# Excerpted records start

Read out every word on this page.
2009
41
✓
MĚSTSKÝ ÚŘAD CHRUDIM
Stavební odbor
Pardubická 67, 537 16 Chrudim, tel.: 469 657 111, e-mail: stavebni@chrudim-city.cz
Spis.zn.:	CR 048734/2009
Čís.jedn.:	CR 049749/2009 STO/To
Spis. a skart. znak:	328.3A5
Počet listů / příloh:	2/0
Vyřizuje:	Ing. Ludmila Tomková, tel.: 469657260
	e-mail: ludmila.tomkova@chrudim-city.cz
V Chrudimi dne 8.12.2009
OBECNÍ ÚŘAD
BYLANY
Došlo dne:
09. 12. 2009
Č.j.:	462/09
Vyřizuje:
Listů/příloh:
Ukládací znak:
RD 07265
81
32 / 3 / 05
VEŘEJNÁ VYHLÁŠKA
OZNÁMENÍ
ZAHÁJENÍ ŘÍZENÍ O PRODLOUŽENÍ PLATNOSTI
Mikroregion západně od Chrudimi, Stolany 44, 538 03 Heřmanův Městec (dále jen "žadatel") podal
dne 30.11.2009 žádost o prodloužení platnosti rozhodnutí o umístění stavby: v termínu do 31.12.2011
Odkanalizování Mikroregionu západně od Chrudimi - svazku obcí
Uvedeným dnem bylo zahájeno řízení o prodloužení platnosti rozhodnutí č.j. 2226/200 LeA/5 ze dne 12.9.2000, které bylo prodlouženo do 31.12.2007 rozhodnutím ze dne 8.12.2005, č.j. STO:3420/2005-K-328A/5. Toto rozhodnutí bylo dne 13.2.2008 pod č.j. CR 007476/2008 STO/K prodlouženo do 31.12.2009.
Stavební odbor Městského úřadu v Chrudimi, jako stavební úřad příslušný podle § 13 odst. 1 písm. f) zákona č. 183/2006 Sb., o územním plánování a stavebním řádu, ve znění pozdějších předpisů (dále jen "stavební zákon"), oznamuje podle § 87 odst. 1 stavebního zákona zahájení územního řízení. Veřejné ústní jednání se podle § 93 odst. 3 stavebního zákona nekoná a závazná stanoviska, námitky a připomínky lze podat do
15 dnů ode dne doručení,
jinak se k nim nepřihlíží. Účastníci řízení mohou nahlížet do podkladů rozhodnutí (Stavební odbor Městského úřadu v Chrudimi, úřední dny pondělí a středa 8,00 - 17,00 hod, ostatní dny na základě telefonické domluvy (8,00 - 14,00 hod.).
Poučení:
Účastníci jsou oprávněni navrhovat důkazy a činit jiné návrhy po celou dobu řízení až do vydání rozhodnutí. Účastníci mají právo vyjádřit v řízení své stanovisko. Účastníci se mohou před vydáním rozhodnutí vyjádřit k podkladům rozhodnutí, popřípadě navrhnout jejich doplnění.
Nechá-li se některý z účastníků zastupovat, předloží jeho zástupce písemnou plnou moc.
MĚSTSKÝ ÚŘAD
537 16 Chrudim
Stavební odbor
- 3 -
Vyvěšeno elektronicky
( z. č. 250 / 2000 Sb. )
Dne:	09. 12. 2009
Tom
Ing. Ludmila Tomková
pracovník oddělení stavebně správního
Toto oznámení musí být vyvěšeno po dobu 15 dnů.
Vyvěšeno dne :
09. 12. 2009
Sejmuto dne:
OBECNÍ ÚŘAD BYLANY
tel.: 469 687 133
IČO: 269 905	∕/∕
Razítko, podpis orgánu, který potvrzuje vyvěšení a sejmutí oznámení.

# Excerpted records end

● Written instruction
Copy every line of the listing that includes the string "mail".

● Exercise response
Pardubická 67, 537 16 Chrudim, tel.: 469 657 111, e-mail: stavebni@chrudim-city.cz
	e-mail: ludmila.tomkova@chrudim-city.cz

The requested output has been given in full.